### [Your instructions]
Will you extract the entries word for word? Images should not appear in the copy.

········

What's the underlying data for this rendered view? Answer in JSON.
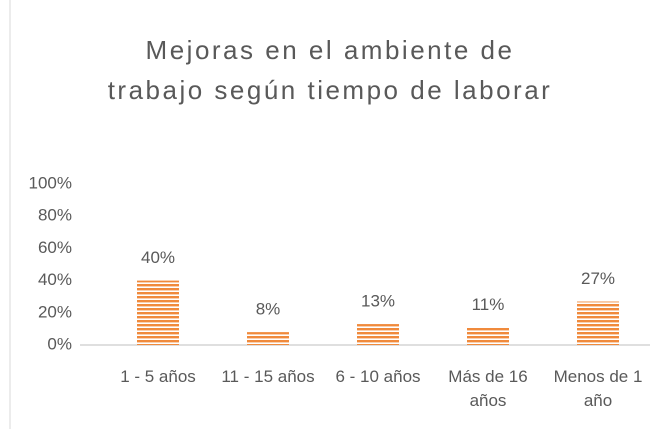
{
  "chart_data": {
    "type": "bar",
    "title": "Mejoras en el ambiente de trabajo según tiempo de laborar",
    "categories": [
      "1 - 5 años",
      "11 - 15 años",
      "6 - 10 años",
      "Más de 16 años",
      "Menos de 1 año"
    ],
    "values": [
      40,
      8,
      13,
      11,
      27
    ],
    "value_labels": [
      "40%",
      "8%",
      "13%",
      "11%",
      "27%"
    ],
    "color": "#f08a3c",
    "ylim": [
      0,
      100
    ],
    "yticks": [
      {
        "value": 0,
        "label": "0%"
      },
      {
        "value": 20,
        "label": "20%"
      },
      {
        "value": 40,
        "label": "40%"
      },
      {
        "value": 60,
        "label": "60%"
      },
      {
        "value": 80,
        "label": "80%"
      },
      {
        "value": 100,
        "label": "100%"
      }
    ],
    "grid": false
  }
}
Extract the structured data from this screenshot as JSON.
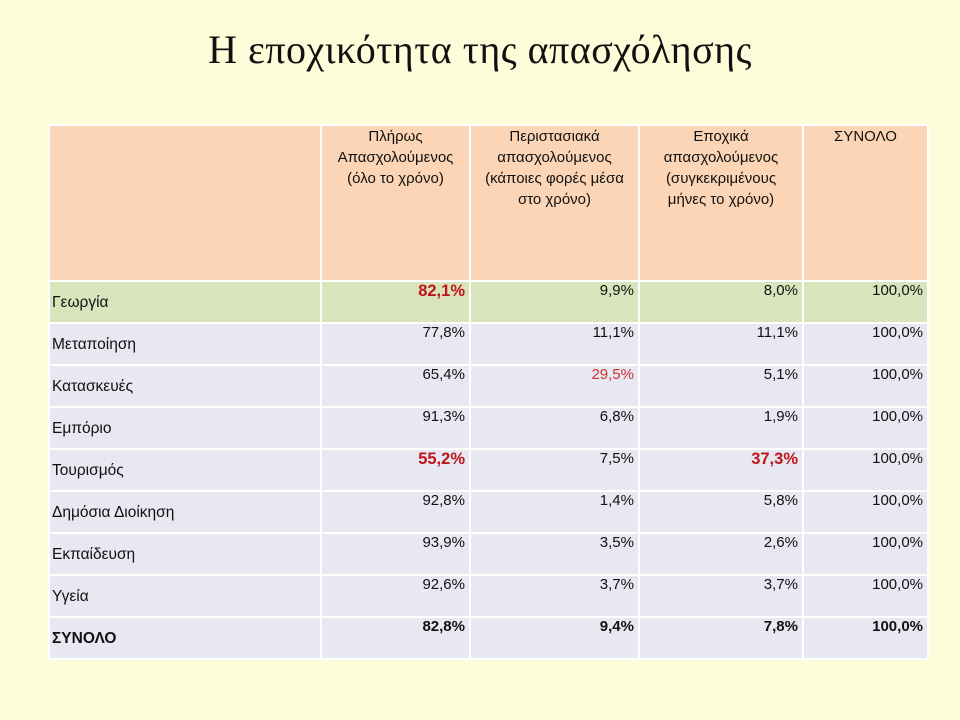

········

### [Worked answer]
What's the underlying data for this rendered view? Answer in JSON.
{
  "chart_data": {
    "type": "bar",
    "title": "Mejoras en el ambiente de trabajo según tiempo de laborar",
    "categories": [
      "1 - 5 años",
      "11 - 15 años",
      "6 - 10 años",
      "Más de 16 años",
      "Menos de 1 año"
    ],
    "values": [
      40,
      8,
      13,
      11,
      27
    ],
    "value_labels": [
      "40%",
      "8%",
      "13%",
      "11%",
      "27%"
    ],
    "color": "#f08a3c",
    "ylim": [
      0,
      100
    ],
    "yticks": [
      {
        "value": 0,
        "label": "0%"
      },
      {
        "value": 20,
        "label": "20%"
      },
      {
        "value": 40,
        "label": "40%"
      },
      {
        "value": 60,
        "label": "60%"
      },
      {
        "value": 80,
        "label": "80%"
      },
      {
        "value": 100,
        "label": "100%"
      }
    ],
    "grid": false
  }
}
Extract the structured data from this screenshot as JSON.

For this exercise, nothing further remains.